___ EXCERPTED DATA
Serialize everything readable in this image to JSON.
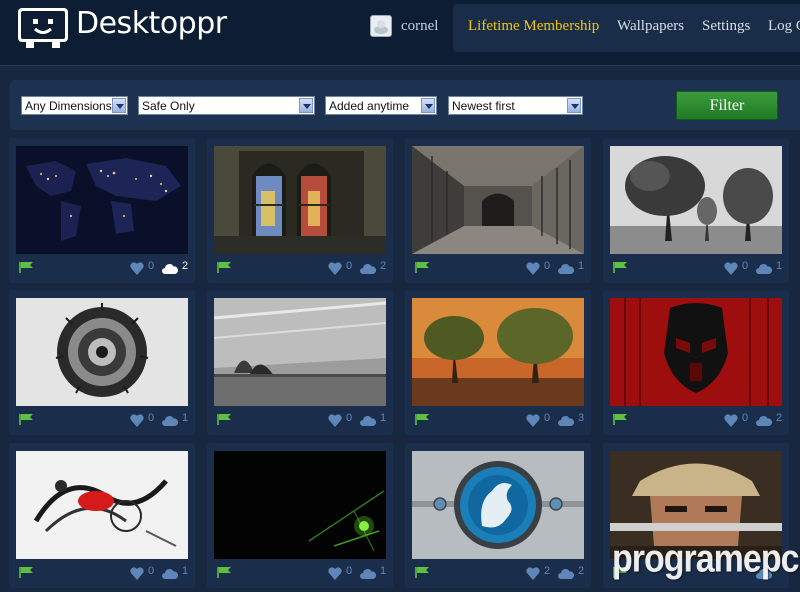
{
  "header": {
    "brand": "Desktoppr",
    "user": "cornel",
    "nav": [
      {
        "label": "Lifetime Membership",
        "highlight": true
      },
      {
        "label": "Wallpapers",
        "highlight": false
      },
      {
        "label": "Settings",
        "highlight": false
      },
      {
        "label": "Log O",
        "highlight": false
      }
    ]
  },
  "filters": {
    "dimensions": "Any Dimensions",
    "safety": "Safe Only",
    "added": "Added anytime",
    "sort": "Newest first",
    "button": "Filter"
  },
  "colors": {
    "background": "#16273f",
    "header": "#0d1d33",
    "accent_gold": "#f2c40f",
    "filter_green": "#2e8b34",
    "counter_blue": "#5f86b8"
  },
  "wallpapers": [
    {
      "subject": "world-at-night",
      "likes": "0",
      "saves": "2",
      "saved": true
    },
    {
      "subject": "stained-glass-window",
      "likes": "0",
      "saves": "2",
      "saved": false
    },
    {
      "subject": "cloister-corridor",
      "likes": "0",
      "saves": "1",
      "saved": false
    },
    {
      "subject": "bw-trees",
      "likes": "0",
      "saves": "1",
      "saved": false
    },
    {
      "subject": "tiny-planet",
      "likes": "0",
      "saves": "1",
      "saved": false
    },
    {
      "subject": "bw-sky-field",
      "likes": "0",
      "saves": "1",
      "saved": false
    },
    {
      "subject": "sunset-trees",
      "likes": "0",
      "saves": "3",
      "saved": false
    },
    {
      "subject": "red-stormtrooper",
      "likes": "0",
      "saves": "2",
      "saved": false
    },
    {
      "subject": "abstract-splash",
      "likes": "0",
      "saves": "1",
      "saved": false
    },
    {
      "subject": "green-light-dark",
      "likes": "0",
      "saves": "1",
      "saved": false
    },
    {
      "subject": "dragon-emblem",
      "likes": "2",
      "saves": "2",
      "saved": false
    },
    {
      "subject": "samurai-warrior",
      "likes": "",
      "saves": "",
      "saved": false
    }
  ],
  "watermark": "programepc.ro"
}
______
Copy everything in the records above except the pictures, exactly as written.

### RESPONSE TO THIS EXERCISE
Serialize everything readable in this image to JSON.
{
  "header": {
    "brand": "Desktoppr",
    "user": "cornel",
    "nav": [
      {
        "label": "Lifetime Membership",
        "highlight": true
      },
      {
        "label": "Wallpapers",
        "highlight": false
      },
      {
        "label": "Settings",
        "highlight": false
      },
      {
        "label": "Log O",
        "highlight": false
      }
    ]
  },
  "filters": {
    "dimensions": "Any Dimensions",
    "safety": "Safe Only",
    "added": "Added anytime",
    "sort": "Newest first",
    "button": "Filter"
  },
  "colors": {
    "background": "#16273f",
    "header": "#0d1d33",
    "accent_gold": "#f2c40f",
    "filter_green": "#2e8b34",
    "counter_blue": "#5f86b8"
  },
  "wallpapers": [
    {
      "subject": "world-at-night",
      "likes": "0",
      "saves": "2",
      "saved": true
    },
    {
      "subject": "stained-glass-window",
      "likes": "0",
      "saves": "2",
      "saved": false
    },
    {
      "subject": "cloister-corridor",
      "likes": "0",
      "saves": "1",
      "saved": false
    },
    {
      "subject": "bw-trees",
      "likes": "0",
      "saves": "1",
      "saved": false
    },
    {
      "subject": "tiny-planet",
      "likes": "0",
      "saves": "1",
      "saved": false
    },
    {
      "subject": "bw-sky-field",
      "likes": "0",
      "saves": "1",
      "saved": false
    },
    {
      "subject": "sunset-trees",
      "likes": "0",
      "saves": "3",
      "saved": false
    },
    {
      "subject": "red-stormtrooper",
      "likes": "0",
      "saves": "2",
      "saved": false
    },
    {
      "subject": "abstract-splash",
      "likes": "0",
      "saves": "1",
      "saved": false
    },
    {
      "subject": "green-light-dark",
      "likes": "0",
      "saves": "1",
      "saved": false
    },
    {
      "subject": "dragon-emblem",
      "likes": "2",
      "saves": "2",
      "saved": false
    },
    {
      "subject": "samurai-warrior",
      "likes": "",
      "saves": "",
      "saved": false
    }
  ],
  "watermark": "programepc.ro"
}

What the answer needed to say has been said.